§ **Provided data**:
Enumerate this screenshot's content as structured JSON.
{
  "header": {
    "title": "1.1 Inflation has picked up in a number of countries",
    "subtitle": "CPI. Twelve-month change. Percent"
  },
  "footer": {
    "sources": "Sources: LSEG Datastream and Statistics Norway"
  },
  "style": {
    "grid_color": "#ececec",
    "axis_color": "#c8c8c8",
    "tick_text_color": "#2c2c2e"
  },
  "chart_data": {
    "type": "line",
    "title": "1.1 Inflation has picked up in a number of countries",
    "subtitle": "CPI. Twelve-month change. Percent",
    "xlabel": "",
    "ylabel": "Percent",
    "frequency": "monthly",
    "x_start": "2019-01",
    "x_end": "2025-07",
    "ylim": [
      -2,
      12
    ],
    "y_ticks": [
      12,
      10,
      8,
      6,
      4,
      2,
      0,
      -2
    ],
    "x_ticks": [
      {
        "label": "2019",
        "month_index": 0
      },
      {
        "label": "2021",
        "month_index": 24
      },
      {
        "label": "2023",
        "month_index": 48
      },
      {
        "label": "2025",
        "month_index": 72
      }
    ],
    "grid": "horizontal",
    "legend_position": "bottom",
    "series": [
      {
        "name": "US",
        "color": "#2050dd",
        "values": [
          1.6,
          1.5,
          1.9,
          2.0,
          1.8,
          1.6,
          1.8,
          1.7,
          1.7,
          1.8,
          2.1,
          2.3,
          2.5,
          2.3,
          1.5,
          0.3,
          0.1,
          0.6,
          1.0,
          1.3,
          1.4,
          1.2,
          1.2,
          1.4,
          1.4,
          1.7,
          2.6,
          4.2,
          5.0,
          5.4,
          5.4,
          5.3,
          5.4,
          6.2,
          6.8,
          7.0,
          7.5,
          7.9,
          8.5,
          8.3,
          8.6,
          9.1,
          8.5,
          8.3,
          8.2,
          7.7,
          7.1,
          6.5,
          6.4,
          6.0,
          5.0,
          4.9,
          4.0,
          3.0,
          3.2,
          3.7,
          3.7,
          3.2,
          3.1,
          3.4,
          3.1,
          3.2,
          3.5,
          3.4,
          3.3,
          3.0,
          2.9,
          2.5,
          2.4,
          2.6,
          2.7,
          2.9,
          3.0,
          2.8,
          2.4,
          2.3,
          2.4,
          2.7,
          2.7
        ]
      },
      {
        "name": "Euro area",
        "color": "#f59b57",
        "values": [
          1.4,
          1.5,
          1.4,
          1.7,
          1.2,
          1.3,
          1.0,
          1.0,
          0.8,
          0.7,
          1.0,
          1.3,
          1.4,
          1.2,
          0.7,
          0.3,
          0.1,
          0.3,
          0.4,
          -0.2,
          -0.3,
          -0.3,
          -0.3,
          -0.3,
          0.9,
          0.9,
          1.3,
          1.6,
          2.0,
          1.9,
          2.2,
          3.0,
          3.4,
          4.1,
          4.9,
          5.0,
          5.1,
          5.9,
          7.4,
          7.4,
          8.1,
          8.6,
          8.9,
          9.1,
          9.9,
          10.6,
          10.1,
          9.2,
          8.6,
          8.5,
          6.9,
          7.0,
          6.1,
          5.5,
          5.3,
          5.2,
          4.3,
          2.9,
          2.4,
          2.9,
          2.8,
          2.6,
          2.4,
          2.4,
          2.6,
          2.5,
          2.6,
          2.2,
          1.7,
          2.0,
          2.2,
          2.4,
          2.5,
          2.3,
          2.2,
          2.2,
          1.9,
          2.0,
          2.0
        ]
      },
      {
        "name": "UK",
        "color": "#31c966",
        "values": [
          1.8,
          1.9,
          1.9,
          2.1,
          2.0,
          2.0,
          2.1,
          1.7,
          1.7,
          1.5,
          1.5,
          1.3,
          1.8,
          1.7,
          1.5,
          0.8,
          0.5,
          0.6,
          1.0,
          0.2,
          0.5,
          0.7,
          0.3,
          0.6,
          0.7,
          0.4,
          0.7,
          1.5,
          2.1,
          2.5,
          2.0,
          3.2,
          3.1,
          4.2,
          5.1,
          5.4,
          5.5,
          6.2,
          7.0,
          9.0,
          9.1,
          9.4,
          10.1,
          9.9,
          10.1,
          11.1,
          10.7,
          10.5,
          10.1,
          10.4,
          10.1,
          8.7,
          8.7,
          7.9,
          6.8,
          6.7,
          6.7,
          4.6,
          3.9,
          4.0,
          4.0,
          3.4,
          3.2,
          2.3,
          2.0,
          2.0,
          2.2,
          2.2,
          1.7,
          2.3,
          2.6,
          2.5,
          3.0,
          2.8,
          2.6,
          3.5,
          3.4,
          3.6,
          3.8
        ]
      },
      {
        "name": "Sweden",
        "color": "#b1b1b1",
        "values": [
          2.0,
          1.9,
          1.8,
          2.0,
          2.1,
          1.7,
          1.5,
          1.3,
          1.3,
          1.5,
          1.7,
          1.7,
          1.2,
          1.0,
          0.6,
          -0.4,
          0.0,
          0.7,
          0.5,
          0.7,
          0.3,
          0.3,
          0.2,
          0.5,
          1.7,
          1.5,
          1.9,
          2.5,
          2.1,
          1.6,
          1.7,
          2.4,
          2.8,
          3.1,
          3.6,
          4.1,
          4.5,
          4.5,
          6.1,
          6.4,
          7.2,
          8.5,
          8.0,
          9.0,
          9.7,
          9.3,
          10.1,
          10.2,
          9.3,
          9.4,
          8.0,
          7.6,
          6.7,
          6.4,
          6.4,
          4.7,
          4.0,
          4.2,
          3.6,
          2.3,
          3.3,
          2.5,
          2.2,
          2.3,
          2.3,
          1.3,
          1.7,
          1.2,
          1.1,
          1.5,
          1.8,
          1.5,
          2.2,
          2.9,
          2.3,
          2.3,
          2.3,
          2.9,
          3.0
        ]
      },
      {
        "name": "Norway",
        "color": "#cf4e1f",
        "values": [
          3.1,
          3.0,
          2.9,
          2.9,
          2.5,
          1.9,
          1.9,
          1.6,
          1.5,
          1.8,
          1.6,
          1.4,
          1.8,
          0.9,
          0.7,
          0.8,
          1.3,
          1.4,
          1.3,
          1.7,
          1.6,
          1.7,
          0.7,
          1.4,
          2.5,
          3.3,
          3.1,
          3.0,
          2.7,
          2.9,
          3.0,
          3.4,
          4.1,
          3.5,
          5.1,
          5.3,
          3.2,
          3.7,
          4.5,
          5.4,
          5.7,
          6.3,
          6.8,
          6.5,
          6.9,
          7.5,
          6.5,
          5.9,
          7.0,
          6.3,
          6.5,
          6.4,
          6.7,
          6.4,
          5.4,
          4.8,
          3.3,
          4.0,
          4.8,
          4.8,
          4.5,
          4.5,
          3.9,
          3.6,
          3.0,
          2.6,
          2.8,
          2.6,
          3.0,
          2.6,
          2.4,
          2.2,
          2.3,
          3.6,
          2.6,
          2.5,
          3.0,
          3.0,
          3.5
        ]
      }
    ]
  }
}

§ **Task details**: Copy all lines of the material above where the string "Norway" occurs.

§ **Result of the task**:
    "sources": "Sources: LSEG Datastream and Statistics Norway"
        "name": "Norway",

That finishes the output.